(Lines of data)

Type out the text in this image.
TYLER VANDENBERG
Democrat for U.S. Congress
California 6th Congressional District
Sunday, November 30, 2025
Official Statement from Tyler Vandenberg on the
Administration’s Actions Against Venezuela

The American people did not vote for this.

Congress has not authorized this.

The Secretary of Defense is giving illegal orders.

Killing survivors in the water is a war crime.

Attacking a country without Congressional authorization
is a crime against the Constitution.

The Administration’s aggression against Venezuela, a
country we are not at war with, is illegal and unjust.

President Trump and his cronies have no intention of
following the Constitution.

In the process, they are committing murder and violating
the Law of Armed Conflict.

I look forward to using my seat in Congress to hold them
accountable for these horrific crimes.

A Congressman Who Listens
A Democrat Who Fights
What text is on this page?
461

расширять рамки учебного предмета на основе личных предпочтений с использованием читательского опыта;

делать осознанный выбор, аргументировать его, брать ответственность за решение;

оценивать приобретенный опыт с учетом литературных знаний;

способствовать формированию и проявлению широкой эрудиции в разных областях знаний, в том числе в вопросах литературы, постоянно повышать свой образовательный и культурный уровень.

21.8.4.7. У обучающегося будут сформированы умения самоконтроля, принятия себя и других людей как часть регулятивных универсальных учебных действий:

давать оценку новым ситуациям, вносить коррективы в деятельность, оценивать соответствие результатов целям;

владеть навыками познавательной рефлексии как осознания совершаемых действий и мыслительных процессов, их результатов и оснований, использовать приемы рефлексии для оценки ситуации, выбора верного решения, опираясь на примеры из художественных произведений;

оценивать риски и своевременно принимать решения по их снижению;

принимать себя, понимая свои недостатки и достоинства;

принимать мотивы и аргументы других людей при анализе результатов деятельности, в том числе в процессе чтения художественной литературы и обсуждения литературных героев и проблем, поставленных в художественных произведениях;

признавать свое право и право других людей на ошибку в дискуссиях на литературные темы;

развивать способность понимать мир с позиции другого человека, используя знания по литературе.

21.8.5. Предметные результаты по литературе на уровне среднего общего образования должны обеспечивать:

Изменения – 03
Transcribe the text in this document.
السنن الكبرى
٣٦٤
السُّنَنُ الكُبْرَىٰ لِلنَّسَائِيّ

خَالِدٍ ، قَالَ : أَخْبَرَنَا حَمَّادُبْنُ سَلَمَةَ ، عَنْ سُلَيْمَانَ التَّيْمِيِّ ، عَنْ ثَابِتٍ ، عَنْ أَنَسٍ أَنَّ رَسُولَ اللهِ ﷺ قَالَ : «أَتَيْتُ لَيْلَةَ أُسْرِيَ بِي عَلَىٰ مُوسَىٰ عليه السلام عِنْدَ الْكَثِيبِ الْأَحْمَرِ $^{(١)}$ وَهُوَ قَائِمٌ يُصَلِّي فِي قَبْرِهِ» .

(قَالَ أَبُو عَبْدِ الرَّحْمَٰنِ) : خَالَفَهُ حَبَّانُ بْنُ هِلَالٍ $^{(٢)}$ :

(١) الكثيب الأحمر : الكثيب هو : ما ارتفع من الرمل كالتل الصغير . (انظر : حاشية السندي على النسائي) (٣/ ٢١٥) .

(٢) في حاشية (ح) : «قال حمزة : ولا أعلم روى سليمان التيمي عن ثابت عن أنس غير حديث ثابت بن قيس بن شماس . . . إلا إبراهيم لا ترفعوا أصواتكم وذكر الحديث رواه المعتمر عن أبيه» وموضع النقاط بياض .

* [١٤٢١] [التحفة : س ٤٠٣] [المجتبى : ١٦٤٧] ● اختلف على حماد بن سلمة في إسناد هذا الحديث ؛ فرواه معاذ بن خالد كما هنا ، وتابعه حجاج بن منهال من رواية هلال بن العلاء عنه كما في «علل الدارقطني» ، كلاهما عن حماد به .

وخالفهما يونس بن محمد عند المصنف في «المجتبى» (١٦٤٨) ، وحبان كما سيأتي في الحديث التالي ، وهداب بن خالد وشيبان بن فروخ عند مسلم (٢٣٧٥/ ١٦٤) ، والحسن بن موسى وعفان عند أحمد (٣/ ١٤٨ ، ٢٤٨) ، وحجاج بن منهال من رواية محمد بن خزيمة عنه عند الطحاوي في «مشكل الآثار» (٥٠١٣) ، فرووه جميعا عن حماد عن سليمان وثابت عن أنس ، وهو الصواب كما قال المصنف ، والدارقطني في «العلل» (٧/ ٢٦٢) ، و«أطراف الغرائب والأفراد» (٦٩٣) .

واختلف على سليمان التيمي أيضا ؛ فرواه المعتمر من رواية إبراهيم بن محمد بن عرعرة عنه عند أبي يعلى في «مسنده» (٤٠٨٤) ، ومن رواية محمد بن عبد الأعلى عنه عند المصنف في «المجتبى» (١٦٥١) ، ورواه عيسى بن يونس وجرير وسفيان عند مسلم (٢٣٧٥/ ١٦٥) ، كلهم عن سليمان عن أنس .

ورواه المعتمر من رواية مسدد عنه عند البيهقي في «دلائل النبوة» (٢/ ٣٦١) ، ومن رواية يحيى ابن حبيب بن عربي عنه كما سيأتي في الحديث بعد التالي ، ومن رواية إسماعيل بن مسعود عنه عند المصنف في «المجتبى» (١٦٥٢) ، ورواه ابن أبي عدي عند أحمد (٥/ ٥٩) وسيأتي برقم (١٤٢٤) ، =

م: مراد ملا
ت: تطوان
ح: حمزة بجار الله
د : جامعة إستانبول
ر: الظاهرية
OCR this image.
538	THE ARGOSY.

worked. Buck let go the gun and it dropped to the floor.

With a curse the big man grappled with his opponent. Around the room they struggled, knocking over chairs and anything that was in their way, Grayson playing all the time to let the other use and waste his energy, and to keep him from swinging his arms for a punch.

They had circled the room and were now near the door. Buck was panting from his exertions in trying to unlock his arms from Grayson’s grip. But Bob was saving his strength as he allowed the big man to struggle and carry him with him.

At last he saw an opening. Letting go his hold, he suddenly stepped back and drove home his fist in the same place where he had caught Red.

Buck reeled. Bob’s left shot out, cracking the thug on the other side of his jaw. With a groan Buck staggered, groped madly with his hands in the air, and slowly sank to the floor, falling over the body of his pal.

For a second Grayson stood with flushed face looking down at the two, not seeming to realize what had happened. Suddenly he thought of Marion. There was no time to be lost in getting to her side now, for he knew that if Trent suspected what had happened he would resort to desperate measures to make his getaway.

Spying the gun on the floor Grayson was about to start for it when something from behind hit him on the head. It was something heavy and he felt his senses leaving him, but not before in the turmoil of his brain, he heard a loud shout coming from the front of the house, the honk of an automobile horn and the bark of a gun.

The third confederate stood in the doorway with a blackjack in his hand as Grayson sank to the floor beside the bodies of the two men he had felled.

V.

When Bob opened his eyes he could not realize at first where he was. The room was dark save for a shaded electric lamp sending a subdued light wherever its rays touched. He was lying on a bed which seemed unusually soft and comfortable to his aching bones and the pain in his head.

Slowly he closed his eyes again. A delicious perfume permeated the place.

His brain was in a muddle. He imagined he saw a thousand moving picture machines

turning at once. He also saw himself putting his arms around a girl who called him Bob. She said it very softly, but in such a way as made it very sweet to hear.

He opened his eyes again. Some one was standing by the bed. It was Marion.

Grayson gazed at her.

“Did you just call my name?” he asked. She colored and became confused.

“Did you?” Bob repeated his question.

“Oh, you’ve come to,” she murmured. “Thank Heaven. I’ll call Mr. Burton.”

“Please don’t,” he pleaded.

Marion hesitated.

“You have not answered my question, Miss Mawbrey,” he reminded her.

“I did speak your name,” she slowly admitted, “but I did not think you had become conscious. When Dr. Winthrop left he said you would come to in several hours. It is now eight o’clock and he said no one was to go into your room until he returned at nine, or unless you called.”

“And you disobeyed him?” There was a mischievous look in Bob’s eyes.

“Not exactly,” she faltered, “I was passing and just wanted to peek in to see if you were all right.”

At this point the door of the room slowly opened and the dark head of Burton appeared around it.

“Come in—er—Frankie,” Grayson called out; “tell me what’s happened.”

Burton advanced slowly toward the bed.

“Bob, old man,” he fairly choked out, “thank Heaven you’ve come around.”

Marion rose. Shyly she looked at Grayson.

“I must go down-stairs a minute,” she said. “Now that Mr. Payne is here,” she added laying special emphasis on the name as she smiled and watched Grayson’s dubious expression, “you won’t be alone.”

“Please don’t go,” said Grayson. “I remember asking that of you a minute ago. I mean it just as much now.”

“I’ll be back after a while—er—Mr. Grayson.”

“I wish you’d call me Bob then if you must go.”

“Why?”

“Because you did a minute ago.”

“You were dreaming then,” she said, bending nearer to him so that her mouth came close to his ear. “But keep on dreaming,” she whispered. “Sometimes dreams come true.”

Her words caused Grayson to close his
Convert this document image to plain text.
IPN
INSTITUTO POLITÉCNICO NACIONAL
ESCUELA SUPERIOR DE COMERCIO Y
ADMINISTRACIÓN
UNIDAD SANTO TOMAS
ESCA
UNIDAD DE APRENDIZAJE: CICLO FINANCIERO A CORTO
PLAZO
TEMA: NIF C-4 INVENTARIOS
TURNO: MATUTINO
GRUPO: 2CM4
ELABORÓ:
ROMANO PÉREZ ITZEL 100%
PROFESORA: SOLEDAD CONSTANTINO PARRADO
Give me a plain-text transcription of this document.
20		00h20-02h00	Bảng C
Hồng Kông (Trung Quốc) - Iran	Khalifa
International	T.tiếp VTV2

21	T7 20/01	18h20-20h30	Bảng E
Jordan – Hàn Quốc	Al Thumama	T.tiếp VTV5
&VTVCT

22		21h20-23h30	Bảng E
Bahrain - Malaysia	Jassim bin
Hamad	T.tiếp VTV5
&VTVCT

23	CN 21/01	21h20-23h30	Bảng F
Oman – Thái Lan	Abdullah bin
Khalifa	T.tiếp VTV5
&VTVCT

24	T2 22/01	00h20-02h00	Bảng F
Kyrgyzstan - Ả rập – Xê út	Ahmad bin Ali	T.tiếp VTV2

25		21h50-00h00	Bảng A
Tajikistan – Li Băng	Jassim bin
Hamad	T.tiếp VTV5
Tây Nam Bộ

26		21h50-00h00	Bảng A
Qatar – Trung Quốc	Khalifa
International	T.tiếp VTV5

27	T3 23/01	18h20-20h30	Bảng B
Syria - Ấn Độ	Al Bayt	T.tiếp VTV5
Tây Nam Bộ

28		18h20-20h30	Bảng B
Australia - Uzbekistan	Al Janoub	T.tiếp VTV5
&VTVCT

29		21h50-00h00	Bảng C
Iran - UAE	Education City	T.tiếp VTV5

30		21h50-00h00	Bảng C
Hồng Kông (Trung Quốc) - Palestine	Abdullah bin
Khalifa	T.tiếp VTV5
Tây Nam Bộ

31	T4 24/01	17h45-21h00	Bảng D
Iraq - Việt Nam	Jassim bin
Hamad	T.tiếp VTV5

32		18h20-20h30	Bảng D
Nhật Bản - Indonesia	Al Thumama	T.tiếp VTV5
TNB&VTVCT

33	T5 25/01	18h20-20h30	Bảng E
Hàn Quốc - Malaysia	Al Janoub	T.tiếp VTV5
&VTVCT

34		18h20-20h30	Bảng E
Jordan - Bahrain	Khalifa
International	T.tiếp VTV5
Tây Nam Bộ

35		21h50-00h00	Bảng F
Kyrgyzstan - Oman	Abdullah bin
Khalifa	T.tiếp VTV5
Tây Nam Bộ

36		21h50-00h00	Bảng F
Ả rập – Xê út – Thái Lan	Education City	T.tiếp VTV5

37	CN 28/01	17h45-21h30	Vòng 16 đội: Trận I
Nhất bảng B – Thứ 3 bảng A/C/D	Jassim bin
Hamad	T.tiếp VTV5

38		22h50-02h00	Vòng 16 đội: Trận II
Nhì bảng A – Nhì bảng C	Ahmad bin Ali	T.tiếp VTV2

• WORK TO BE COMPLETED: Select from the material above each line in which the string "себя" appears, and list those lines.

• IN RESPONSE:
21.8.4.7. У обучающегося будут сформированы умения самоконтроля, принятия себя и других людей как часть регулятивных универсальных учебных действий:
принимать себя, понимая свои недостатки и достоинства;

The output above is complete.